▶ _Dataset rows_
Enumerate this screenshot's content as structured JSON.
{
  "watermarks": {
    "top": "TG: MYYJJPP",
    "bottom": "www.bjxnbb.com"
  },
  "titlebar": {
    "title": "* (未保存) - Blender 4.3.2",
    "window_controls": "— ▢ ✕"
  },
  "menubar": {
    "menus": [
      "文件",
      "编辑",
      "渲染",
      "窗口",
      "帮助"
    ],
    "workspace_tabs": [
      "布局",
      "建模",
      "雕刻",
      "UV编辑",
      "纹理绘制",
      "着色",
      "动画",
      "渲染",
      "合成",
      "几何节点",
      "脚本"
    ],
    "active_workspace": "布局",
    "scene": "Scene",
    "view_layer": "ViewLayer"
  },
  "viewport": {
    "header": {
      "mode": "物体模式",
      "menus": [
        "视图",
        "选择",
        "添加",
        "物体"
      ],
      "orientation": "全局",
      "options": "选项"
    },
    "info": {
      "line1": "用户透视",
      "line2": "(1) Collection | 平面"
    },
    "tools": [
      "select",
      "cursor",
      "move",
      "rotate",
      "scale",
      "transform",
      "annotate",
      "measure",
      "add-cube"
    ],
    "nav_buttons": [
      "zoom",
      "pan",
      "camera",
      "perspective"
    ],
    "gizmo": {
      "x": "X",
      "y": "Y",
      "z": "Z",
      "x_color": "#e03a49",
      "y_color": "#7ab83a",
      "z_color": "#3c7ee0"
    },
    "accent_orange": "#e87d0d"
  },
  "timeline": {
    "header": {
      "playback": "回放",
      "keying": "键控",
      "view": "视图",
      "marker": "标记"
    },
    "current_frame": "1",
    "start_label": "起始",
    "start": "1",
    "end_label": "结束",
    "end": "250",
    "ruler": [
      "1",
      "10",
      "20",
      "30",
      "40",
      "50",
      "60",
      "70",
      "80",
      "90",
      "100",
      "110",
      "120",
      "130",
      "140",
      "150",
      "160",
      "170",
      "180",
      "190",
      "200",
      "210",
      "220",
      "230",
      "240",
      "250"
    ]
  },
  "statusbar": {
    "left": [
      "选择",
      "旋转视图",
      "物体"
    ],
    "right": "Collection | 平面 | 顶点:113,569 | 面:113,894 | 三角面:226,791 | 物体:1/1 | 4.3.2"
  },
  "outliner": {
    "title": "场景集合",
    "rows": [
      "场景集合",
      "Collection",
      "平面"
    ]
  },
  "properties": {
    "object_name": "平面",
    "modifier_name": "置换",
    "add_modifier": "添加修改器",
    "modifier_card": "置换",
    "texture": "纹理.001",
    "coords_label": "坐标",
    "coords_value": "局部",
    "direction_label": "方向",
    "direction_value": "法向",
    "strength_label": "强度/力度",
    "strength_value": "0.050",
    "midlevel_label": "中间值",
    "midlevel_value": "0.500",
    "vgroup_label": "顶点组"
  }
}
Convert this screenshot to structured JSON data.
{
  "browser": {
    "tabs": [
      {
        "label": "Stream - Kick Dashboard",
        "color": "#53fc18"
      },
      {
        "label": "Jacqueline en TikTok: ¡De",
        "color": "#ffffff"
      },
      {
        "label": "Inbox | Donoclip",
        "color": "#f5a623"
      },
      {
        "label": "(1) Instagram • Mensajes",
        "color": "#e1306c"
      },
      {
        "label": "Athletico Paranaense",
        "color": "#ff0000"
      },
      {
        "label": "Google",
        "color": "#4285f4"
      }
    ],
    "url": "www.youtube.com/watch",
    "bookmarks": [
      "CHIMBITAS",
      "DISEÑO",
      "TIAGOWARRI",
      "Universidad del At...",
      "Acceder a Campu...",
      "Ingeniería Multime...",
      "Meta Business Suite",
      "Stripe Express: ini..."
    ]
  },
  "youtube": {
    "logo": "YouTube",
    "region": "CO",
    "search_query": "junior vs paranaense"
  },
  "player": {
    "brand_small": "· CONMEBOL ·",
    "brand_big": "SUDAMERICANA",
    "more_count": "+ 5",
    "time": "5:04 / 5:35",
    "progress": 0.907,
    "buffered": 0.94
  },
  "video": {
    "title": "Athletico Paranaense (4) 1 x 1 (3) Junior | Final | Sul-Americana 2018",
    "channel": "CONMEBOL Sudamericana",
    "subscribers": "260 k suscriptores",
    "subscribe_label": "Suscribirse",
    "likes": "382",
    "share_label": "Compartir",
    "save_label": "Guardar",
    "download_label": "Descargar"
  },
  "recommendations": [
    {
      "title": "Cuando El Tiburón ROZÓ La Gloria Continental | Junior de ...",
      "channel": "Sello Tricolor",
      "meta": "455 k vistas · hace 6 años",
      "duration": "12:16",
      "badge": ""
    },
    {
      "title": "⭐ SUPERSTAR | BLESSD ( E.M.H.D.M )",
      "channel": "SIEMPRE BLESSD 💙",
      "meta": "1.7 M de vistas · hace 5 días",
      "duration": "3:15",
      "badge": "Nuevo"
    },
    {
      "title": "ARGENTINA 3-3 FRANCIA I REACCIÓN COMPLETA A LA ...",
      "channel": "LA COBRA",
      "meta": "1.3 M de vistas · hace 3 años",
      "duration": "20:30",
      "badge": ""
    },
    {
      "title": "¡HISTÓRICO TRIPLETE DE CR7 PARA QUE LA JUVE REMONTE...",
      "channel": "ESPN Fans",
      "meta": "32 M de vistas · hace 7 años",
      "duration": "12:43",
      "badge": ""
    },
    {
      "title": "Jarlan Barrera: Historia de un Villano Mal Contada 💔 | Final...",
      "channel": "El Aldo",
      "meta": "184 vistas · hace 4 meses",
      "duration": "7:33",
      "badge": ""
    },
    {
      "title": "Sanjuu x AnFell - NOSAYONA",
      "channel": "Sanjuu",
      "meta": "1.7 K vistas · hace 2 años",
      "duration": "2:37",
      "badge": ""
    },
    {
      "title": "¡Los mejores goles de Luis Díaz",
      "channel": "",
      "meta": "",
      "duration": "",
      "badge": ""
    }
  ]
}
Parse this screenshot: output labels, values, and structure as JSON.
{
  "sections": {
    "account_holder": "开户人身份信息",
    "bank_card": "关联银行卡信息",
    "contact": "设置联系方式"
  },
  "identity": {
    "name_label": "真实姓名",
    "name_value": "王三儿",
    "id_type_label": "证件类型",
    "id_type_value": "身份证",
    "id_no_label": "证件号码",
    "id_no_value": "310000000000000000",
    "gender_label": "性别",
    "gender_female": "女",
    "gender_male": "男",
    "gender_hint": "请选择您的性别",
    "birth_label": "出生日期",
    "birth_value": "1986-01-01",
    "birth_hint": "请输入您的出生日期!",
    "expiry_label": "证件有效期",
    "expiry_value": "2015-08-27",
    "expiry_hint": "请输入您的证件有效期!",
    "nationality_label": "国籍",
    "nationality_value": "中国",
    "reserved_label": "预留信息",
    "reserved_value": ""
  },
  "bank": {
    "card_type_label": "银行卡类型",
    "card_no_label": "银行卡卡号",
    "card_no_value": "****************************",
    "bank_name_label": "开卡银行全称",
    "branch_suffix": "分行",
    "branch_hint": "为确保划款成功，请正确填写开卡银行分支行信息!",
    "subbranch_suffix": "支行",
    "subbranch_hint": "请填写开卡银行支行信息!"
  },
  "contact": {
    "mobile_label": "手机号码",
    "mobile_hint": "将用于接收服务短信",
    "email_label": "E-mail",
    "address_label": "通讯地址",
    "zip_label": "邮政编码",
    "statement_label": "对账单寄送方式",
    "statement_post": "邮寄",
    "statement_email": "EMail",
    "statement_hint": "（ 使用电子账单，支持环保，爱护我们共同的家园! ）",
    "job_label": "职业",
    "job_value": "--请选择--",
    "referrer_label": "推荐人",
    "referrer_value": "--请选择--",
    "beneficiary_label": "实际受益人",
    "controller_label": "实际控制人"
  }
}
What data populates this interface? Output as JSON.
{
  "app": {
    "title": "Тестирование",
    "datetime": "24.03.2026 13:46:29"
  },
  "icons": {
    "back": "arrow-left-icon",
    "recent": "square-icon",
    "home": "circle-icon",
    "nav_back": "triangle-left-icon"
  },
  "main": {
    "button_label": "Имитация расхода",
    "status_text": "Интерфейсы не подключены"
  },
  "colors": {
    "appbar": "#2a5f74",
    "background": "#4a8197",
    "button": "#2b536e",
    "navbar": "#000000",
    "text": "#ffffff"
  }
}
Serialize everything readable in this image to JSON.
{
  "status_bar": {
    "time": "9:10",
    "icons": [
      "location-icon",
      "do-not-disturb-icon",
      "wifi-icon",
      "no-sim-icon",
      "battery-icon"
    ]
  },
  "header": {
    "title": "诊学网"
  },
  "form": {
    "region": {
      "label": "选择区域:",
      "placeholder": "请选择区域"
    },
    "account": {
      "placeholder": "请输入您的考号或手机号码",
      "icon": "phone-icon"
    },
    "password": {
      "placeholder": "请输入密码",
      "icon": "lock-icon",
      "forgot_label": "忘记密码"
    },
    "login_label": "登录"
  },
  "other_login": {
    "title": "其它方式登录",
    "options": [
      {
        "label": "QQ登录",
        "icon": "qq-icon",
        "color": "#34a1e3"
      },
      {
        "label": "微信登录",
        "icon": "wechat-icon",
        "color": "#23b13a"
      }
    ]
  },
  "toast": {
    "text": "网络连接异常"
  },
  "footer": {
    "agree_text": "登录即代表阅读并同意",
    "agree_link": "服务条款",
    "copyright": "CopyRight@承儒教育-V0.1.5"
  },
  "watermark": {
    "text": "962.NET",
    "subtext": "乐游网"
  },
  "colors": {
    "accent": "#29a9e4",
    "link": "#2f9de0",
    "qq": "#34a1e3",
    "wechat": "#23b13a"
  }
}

▶ _Given instruction_
From the line holding "Serialize everything readable" down to the final line above, quote every line exactly and only those lines.

▶ _Finished answer_
Serialize everything readable in this image to JSON.
{
  "status_bar": {
    "time": "9:10",
    "icons": [
      "location-icon",
      "do-not-disturb-icon",
      "wifi-icon",
      "no-sim-icon",
      "battery-icon"
    ]
  },
  "header": {
    "title": "诊学网"
  },
  "form": {
    "region": {
      "label": "选择区域:",
      "placeholder": "请选择区域"
    },
    "account": {
      "placeholder": "请输入您的考号或手机号码",
      "icon": "phone-icon"
    },
    "password": {
      "placeholder": "请输入密码",
      "icon": "lock-icon",
      "forgot_label": "忘记密码"
    },
    "login_label": "登录"
  },
  "other_login": {
    "title": "其它方式登录",
    "options": [
      {
        "label": "QQ登录",
        "icon": "qq-icon",
        "color": "#34a1e3"
      },
      {
        "label": "微信登录",
        "icon": "wechat-icon",
        "color": "#23b13a"
      }
    ]
  },
  "toast": {
    "text": "网络连接异常"
  },
  "footer": {
    "agree_text": "登录即代表阅读并同意",
    "agree_link": "服务条款",
    "copyright": "CopyRight@承儒教育-V0.1.5"
  },
  "watermark": {
    "text": "962.NET",
    "subtext": "乐游网"
  },
  "colors": {
    "accent": "#29a9e4",
    "link": "#2f9de0",
    "qq": "#34a1e3",
    "wechat": "#23b13a"
  }
}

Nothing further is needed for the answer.